Required work
Write out each line exactly as it stands, please.

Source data
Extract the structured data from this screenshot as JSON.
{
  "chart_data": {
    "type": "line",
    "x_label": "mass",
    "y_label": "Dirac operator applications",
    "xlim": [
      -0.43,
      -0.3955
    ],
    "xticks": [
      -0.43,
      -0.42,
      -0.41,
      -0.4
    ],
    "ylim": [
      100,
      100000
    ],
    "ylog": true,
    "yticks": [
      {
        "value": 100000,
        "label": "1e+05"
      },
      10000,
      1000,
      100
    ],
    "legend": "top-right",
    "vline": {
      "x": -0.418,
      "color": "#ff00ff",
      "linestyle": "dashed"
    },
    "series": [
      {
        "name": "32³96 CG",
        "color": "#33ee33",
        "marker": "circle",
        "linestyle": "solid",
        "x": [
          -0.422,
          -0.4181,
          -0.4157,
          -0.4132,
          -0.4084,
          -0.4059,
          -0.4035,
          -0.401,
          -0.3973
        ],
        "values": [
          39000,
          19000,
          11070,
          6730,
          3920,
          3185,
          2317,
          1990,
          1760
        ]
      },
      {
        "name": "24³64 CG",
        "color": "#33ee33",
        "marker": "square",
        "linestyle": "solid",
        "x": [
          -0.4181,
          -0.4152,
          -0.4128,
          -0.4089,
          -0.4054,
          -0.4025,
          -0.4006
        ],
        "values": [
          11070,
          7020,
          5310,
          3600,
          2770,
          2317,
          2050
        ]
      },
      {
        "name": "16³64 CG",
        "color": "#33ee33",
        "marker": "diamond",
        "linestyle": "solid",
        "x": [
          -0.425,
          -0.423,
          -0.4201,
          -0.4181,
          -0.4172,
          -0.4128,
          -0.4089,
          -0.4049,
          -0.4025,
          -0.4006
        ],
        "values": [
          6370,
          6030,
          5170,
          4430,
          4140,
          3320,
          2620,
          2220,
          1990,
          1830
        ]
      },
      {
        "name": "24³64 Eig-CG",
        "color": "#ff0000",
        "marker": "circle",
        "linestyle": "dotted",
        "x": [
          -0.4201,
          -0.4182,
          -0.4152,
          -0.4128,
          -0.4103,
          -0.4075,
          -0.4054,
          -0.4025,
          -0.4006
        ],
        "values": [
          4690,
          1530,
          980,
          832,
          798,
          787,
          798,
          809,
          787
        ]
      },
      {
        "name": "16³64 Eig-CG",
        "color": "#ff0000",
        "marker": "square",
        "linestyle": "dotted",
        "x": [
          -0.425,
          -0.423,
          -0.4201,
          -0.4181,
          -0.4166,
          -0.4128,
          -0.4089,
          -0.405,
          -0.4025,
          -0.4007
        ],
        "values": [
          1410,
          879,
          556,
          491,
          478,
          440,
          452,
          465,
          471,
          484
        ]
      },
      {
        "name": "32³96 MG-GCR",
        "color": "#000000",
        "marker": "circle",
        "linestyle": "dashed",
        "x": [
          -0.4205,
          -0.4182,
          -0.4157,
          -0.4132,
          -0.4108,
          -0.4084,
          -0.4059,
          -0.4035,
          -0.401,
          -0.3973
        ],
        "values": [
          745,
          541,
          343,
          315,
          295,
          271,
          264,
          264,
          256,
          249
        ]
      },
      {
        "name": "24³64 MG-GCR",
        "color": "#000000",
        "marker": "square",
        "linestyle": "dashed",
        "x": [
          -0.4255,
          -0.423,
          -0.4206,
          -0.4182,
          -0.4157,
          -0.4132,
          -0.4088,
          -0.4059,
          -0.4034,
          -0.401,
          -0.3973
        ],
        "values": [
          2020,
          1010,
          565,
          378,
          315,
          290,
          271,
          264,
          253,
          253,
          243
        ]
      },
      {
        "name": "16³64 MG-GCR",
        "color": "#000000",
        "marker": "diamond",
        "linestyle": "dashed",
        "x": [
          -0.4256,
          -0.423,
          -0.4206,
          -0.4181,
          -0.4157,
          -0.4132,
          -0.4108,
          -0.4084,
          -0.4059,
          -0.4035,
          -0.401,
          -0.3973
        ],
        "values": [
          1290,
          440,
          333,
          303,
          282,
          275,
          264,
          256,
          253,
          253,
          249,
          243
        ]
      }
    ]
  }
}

Solution to this problem
Extract the structured data from this screenshot as JSON.
{
  "chart_data": {
    "type": "line",
    "x_label": "mass",
    "y_label": "Dirac operator applications",
    "xlim": [
      -0.43,
      -0.3955
    ],
    "xticks": [
      -0.43,
      -0.42,
      -0.41,
      -0.4
    ],
    "ylim": [
      100,
      100000
    ],
    "ylog": true,
    "yticks": [
      {
        "value": 100000,
        "label": "1e+05"
      },
      10000,
      1000,
      100
    ],
    "legend": "top-right",
    "vline": {
      "x": -0.418,
      "color": "#ff00ff",
      "linestyle": "dashed"
    },
    "series": [
      {
        "name": "32³96 CG",
        "color": "#33ee33",
        "marker": "circle",
        "linestyle": "solid",
        "x": [
          -0.422,
          -0.4181,
          -0.4157,
          -0.4132,
          -0.4084,
          -0.4059,
          -0.4035,
          -0.401,
          -0.3973
        ],
        "values": [
          39000,
          19000,
          11070,
          6730,
          3920,
          3185,
          2317,
          1990,
          1760
        ]
      },
      {
        "name": "24³64 CG",
        "color": "#33ee33",
        "marker": "square",
        "linestyle": "solid",
        "x": [
          -0.4181,
          -0.4152,
          -0.4128,
          -0.4089,
          -0.4054,
          -0.4025,
          -0.4006
        ],
        "values": [
          11070,
          7020,
          5310,
          3600,
          2770,
          2317,
          2050
        ]
      },
      {
        "name": "16³64 CG",
        "color": "#33ee33",
        "marker": "diamond",
        "linestyle": "solid",
        "x": [
          -0.425,
          -0.423,
          -0.4201,
          -0.4181,
          -0.4172,
          -0.4128,
          -0.4089,
          -0.4049,
          -0.4025,
          -0.4006
        ],
        "values": [
          6370,
          6030,
          5170,
          4430,
          4140,
          3320,
          2620,
          2220,
          1990,
          1830
        ]
      },
      {
        "name": "24³64 Eig-CG",
        "color": "#ff0000",
        "marker": "circle",
        "linestyle": "dotted",
        "x": [
          -0.4201,
          -0.4182,
          -0.4152,
          -0.4128,
          -0.4103,
          -0.4075,
          -0.4054,
          -0.4025,
          -0.4006
        ],
        "values": [
          4690,
          1530,
          980,
          832,
          798,
          787,
          798,
          809,
          787
        ]
      },
      {
        "name": "16³64 Eig-CG",
        "color": "#ff0000",
        "marker": "square",
        "linestyle": "dotted",
        "x": [
          -0.425,
          -0.423,
          -0.4201,
          -0.4181,
          -0.4166,
          -0.4128,
          -0.4089,
          -0.405,
          -0.4025,
          -0.4007
        ],
        "values": [
          1410,
          879,
          556,
          491,
          478,
          440,
          452,
          465,
          471,
          484
        ]
      },
      {
        "name": "32³96 MG-GCR",
        "color": "#000000",
        "marker": "circle",
        "linestyle": "dashed",
        "x": [
          -0.4205,
          -0.4182,
          -0.4157,
          -0.4132,
          -0.4108,
          -0.4084,
          -0.4059,
          -0.4035,
          -0.401,
          -0.3973
        ],
        "values": [
          745,
          541,
          343,
          315,
          295,
          271,
          264,
          264,
          256,
          249
        ]
      },
      {
        "name": "24³64 MG-GCR",
        "color": "#000000",
        "marker": "square",
        "linestyle": "dashed",
        "x": [
          -0.4255,
          -0.423,
          -0.4206,
          -0.4182,
          -0.4157,
          -0.4132,
          -0.4088,
          -0.4059,
          -0.4034,
          -0.401,
          -0.3973
        ],
        "values": [
          2020,
          1010,
          565,
          378,
          315,
          290,
          271,
          264,
          253,
          253,
          243
        ]
      },
      {
        "name": "16³64 MG-GCR",
        "color": "#000000",
        "marker": "diamond",
        "linestyle": "dashed",
        "x": [
          -0.4256,
          -0.423,
          -0.4206,
          -0.4181,
          -0.4157,
          -0.4132,
          -0.4108,
          -0.4084,
          -0.4059,
          -0.4035,
          -0.401,
          -0.3973
        ],
        "values": [
          1290,
          440,
          333,
          303,
          282,
          275,
          264,
          256,
          253,
          253,
          249,
          243
        ]
      }
    ]
  }
}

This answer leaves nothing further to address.